# Longest Eye Ever!



## brewkettle (Sep 7, 2006)

Saturday forecast was perfect so my wife and I decided it was finally a good chance to take her 79 year old parents out for a day of perching.

We left Vermilion and headed East to the 1st pack of boats in front of the condos. Spent about an hour there with only a 5 lb catfish to show for it. The good news was it was my 79 year old mother in law that had boated the biggest fish of her life. I can tell you she was way more excited about it than i was. 

The lake was dead flat so we decided to run to Lorain where we had done very well on Wednesday evening. We set the anchor and i did my duty for the next 3 hours baiting, unhooking, untangling and boxing up a nice cooler of about fifty 8-10 inch perch. 

It was getting pretty hot about 1:30 and I could see it was taking a bit of a toll on my senior crew. I suggested we call it a day on perching and start trolling our way back. The crew agreed, so they reeled in and I packed up the gear. I knew I would be handling the set up so I just pulled out 4 rods with boards and a handfull of cranks. I did not even have the 2nd rod in when we hooked up with a giant sheep. I got rid of him and started over. Finally got all 4 rods in and 5 minutes later the same rod that had grabbed the sheep went off. Pam, the boss, grabbed the rod and the board went under. She was really struggling so I suggested she take the wheel and I sat my Father In Law down and handed him the rod. Slow and steady with no pumping was all I kept telling him. After 10 minutes this 33 inch, 10.56 pound super model was in the net. It was his 1st walleye ever! I suggested he take up golf now cause it doesn't get any better.

It was a day I know I'll never forget.


----------



## BeerBatter (Aug 1, 2006)

Awesome Job. Definately a day to remember. :T


----------



## sherman51 (Apr 12, 2011)

nice fairytale, everybody should be so lucky to bring that much pleasure to some elderly person. sounds like a great great day and i wish you many more.
sherman


----------



## flylogicsteelhead (Oct 4, 2006)

Great job, that's a heck of a story.


Outdoor Hub mobile, the outdoor information engine


----------



## silver shad (Jun 18, 2006)

way to go.


----------



## captainshotgun (Jul 8, 2009)

Great! Did you get anymore eyes?


----------



## CarpetBagger (Sep 21, 2009)

That is a slob....


----------



## Scum_Frog (Apr 3, 2009)

Awesoem post and great story....ya a 33"...i dont see him beating that one any time soon lol if he does then I want in on your boat trolling! lol


----------



## OSUdaddy (Oct 18, 2010)

You definitely earned some good Karma for that!!!


----------



## brewkettle (Sep 7, 2006)

That was the only eye of the day. I immediately cleared the gear so we could get her to a scale since I could not believe the tape said 33" and the scale only said 10 pounds. I figured she had to go close to 13 since the tape did not lie.

Entries drawn from a dataset
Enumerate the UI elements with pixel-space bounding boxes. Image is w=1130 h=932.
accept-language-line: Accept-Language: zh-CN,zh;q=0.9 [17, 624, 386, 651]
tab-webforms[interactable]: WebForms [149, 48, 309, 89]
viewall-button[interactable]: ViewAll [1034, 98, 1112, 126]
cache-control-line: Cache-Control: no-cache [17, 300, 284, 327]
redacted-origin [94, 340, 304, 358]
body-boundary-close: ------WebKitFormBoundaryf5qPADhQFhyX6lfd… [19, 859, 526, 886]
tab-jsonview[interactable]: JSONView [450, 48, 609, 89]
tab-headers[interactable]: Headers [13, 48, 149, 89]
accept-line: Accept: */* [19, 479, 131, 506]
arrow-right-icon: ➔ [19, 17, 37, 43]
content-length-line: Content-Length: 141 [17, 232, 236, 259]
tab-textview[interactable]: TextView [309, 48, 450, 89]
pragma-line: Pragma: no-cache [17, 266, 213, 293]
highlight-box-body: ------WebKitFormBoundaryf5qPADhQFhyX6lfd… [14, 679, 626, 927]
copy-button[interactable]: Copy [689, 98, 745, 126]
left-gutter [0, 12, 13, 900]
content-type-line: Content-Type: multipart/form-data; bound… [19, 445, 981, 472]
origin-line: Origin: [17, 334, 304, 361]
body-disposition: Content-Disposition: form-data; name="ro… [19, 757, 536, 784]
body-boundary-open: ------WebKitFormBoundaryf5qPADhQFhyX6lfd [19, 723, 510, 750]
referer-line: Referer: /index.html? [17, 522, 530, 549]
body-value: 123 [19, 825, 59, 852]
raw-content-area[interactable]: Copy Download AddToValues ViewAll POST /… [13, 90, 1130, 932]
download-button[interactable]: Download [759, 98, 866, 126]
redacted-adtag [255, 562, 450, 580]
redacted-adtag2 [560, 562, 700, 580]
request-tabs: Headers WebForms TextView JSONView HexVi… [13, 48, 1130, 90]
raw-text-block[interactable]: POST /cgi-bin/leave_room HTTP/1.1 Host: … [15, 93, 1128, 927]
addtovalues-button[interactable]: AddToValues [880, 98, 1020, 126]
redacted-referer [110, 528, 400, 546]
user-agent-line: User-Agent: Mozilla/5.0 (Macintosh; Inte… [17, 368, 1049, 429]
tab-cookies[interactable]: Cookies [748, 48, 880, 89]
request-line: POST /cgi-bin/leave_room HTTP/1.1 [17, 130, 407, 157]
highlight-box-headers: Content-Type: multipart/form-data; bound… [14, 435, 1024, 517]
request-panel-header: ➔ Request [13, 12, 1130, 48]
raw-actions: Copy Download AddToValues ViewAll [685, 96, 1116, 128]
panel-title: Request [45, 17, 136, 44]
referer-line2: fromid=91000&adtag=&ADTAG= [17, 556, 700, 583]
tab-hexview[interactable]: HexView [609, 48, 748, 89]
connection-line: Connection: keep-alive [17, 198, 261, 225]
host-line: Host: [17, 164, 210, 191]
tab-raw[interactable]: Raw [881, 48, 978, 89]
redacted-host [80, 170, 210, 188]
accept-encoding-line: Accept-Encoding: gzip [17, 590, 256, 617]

Things to do:
• A. Answer these about the fishing thread:
(i) From which town did the group set out?
(ii) About how many perch went into the cooler at Lorain, and how long were they?
(iii) Was any other walleye caught that day?
• B. Can you write out the passage of the fishing thread starting at "## sherman51 (Apr" and ending at "(Oct 4, 2006)", swapping "fairytale" for "story"?
These records were taken from a separate source.

Solution set:
• A.
(i) Vermilion.
(ii) About fifty perch, each 8-10 inches.
(iii) No, that was the only one of the day.

• B.
## sherman51 (Apr 12, 2011)

nice story, everybody should be so lucky to bring that much pleasure to some elderly person. sounds like a great great day and i wish you many more.
sherman


----------



## flylogicsteelhead (Oct 4, 2006)